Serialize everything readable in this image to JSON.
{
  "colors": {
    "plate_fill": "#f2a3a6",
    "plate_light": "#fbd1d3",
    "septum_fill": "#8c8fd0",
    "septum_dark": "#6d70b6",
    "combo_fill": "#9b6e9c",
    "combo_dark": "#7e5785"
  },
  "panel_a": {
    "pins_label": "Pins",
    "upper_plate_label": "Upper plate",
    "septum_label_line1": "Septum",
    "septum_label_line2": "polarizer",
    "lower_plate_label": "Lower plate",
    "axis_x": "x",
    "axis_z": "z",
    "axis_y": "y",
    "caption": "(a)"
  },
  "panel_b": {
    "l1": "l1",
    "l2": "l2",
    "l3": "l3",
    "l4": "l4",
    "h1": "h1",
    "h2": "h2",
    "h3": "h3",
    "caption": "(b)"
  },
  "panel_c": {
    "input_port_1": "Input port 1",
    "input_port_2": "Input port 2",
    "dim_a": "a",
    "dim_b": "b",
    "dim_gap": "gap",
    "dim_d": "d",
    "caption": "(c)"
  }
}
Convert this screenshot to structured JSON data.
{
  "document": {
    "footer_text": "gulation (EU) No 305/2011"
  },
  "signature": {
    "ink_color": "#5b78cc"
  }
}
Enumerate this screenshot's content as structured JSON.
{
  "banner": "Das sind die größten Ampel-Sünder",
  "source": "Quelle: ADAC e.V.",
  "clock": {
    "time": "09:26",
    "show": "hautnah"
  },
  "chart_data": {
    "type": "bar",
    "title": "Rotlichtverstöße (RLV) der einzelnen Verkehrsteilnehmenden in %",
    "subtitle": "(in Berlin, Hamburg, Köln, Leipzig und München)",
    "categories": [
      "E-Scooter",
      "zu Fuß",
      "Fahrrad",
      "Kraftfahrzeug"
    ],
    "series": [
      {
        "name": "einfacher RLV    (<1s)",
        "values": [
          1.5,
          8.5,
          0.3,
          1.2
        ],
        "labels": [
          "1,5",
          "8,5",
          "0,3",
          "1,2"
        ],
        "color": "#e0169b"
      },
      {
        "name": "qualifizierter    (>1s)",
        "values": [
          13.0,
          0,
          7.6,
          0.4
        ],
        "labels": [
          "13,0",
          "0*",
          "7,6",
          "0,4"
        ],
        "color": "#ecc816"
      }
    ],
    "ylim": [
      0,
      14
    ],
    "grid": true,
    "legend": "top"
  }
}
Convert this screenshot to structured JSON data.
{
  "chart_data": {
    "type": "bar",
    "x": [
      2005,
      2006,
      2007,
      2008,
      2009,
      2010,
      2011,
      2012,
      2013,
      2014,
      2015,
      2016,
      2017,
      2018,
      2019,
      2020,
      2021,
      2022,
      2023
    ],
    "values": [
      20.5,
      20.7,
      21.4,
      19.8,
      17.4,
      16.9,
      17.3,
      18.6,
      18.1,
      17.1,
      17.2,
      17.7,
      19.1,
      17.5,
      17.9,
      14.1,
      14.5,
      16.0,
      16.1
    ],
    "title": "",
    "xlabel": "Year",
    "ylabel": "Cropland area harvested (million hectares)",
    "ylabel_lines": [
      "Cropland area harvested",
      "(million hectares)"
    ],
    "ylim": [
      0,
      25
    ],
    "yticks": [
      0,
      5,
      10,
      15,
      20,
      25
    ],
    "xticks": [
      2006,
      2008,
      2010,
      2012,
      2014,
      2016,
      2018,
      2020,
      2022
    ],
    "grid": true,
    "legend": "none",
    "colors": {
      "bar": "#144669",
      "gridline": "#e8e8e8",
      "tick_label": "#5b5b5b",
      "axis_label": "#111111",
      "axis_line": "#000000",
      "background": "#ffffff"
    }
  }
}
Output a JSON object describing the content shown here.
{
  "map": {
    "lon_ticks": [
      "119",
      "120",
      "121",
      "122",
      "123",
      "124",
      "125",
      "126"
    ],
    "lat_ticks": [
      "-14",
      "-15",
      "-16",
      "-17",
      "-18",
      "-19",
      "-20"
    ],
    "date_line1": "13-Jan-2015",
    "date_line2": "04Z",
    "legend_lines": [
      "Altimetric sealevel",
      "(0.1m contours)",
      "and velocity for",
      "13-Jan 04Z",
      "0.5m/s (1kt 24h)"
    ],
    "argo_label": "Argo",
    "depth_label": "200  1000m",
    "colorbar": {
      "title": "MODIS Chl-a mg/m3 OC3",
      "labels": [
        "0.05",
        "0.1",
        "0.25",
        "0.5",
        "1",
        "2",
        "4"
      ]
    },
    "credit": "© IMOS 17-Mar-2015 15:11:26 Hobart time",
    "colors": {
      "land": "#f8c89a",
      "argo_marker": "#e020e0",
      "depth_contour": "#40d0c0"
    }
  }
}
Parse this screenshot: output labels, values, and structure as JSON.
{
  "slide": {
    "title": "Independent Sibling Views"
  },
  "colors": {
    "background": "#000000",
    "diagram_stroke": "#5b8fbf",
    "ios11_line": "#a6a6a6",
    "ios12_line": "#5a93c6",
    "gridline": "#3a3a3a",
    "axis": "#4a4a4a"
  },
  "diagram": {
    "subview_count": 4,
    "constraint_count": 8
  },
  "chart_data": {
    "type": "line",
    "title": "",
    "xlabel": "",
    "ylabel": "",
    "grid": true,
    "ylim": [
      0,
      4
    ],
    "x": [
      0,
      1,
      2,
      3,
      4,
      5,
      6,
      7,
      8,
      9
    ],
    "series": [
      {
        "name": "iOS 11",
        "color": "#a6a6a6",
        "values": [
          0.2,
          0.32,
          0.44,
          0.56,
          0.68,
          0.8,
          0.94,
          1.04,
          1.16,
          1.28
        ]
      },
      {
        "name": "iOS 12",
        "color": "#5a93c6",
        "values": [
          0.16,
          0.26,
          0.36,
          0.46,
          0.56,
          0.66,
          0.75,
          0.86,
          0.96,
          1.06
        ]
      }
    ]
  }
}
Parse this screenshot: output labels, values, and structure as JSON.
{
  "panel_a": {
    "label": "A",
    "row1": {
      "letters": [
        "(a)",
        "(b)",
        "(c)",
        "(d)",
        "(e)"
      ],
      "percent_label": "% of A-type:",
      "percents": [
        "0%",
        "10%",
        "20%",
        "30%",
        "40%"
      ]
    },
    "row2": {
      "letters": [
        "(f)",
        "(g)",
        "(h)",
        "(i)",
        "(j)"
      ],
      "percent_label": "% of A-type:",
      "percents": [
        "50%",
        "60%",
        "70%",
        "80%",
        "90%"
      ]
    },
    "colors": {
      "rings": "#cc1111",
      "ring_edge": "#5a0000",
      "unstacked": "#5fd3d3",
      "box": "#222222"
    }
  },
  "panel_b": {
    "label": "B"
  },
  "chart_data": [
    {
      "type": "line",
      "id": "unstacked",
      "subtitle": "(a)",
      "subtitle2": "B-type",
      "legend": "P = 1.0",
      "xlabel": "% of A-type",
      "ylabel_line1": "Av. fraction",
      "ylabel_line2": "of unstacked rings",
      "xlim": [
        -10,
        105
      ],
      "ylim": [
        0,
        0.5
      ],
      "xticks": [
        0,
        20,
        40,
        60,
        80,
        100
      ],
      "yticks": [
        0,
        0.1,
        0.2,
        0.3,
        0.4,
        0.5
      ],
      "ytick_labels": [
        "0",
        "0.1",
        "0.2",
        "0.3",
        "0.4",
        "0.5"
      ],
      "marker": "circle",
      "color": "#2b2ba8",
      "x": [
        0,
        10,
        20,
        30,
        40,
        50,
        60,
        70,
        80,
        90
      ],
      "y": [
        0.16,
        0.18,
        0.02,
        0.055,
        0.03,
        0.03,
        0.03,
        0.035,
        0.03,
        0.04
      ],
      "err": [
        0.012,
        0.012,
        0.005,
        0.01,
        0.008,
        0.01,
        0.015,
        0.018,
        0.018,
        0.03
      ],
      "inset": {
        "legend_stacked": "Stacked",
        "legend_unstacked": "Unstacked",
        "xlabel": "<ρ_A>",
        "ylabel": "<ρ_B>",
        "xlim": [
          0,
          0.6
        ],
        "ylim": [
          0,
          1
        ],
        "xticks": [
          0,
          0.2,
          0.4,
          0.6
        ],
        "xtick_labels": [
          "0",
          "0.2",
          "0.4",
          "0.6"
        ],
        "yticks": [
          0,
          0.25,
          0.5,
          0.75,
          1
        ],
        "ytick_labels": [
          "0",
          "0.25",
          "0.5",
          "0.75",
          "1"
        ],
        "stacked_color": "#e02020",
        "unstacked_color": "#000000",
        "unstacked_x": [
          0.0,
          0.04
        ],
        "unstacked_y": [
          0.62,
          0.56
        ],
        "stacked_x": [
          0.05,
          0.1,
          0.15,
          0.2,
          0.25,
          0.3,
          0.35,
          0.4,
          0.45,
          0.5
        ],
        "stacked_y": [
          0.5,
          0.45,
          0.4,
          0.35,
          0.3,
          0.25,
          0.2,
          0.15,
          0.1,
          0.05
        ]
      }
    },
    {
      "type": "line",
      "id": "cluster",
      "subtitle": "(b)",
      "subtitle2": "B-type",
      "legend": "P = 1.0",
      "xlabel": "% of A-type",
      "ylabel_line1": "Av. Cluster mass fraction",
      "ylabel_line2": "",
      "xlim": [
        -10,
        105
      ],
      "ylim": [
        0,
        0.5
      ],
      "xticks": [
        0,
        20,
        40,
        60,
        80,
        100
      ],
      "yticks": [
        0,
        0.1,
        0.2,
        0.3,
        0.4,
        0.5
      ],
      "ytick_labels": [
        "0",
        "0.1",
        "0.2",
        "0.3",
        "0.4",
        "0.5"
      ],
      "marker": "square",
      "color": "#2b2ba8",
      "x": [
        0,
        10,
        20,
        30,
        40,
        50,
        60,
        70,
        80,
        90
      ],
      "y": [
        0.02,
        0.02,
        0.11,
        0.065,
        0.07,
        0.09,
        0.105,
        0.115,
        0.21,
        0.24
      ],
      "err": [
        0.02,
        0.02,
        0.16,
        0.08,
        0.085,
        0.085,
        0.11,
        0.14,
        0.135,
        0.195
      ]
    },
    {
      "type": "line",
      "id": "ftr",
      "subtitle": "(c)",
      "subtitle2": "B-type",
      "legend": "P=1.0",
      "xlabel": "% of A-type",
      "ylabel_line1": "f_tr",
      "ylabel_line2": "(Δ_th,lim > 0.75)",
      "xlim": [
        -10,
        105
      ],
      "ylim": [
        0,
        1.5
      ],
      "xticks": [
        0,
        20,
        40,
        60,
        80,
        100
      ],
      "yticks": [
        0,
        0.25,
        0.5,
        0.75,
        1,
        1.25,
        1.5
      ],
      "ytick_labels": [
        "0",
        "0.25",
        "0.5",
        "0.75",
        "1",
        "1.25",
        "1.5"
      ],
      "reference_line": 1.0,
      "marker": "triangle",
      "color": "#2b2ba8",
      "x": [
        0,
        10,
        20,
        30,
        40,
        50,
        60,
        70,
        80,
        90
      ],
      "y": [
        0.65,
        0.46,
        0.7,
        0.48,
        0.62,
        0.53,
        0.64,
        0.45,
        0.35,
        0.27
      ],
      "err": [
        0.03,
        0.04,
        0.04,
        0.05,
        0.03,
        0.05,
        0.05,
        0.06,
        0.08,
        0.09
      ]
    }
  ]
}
————
> [Your goal]:
Pick out every line with the string "JSON" and copy it.

> [Answer to the exercise]:
Serialize everything readable in this image to JSON.
Convert this screenshot to structured JSON data.
Enumerate this screenshot's content as structured JSON.
Convert this screenshot to structured JSON data.
Output a JSON object describing the content shown here.
Parse this screenshot: output labels, values, and structure as JSON.
Parse this screenshot: output labels, values, and structure as JSON.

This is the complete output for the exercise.